▸ **Data rows**:

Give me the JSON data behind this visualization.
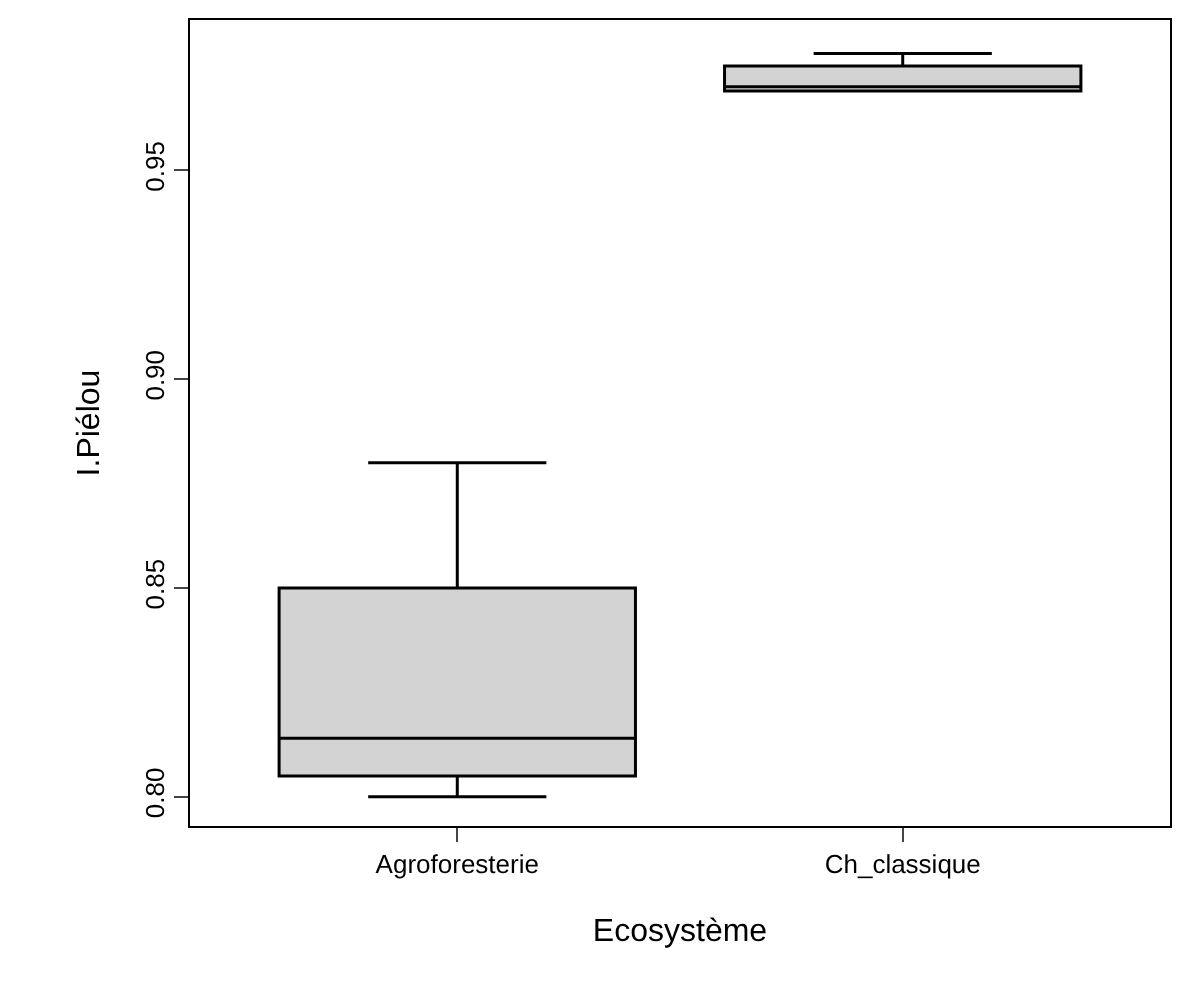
{
  "chart_data": {
    "type": "box",
    "xlabel": "Ecosystème",
    "ylabel": "I.Piélou",
    "categories": [
      "Agroforesterie",
      "Ch_classique"
    ],
    "boxes": [
      {
        "low": 0.8,
        "q1": 0.805,
        "median": 0.814,
        "q3": 0.85,
        "high": 0.88
      },
      {
        "low": 0.969,
        "q1": 0.969,
        "median": 0.97,
        "q3": 0.975,
        "high": 0.978
      }
    ],
    "color": "#d3d3d3",
    "ylim": [
      0.793,
      0.986
    ],
    "yticks": [
      {
        "value": 0.8,
        "label": "0.80"
      },
      {
        "value": 0.85,
        "label": "0.85"
      },
      {
        "value": 0.9,
        "label": "0.90"
      },
      {
        "value": 0.95,
        "label": "0.95"
      }
    ],
    "grid": false
  }
}
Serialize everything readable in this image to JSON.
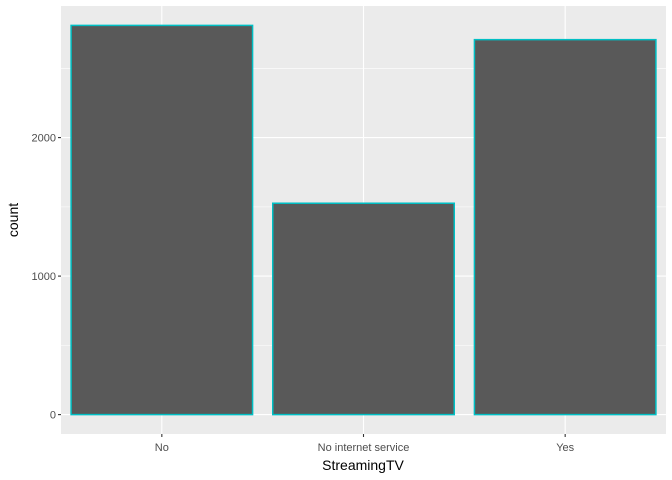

▸ **Exercise**:
Make an exact reproduction of the listing above, without any pictures.

▸ **Task answer**:
Give me the JSON data behind this visualization.
{
  "chart_data": {
    "type": "box",
    "xlabel": "Ecosystème",
    "ylabel": "I.Piélou",
    "categories": [
      "Agroforesterie",
      "Ch_classique"
    ],
    "boxes": [
      {
        "low": 0.8,
        "q1": 0.805,
        "median": 0.814,
        "q3": 0.85,
        "high": 0.88
      },
      {
        "low": 0.969,
        "q1": 0.969,
        "median": 0.97,
        "q3": 0.975,
        "high": 0.978
      }
    ],
    "color": "#d3d3d3",
    "ylim": [
      0.793,
      0.986
    ],
    "yticks": [
      {
        "value": 0.8,
        "label": "0.80"
      },
      {
        "value": 0.85,
        "label": "0.85"
      },
      {
        "value": 0.9,
        "label": "0.90"
      },
      {
        "value": 0.95,
        "label": "0.95"
      }
    ],
    "grid": false
  }
}
Serialize everything readable in this image to JSON.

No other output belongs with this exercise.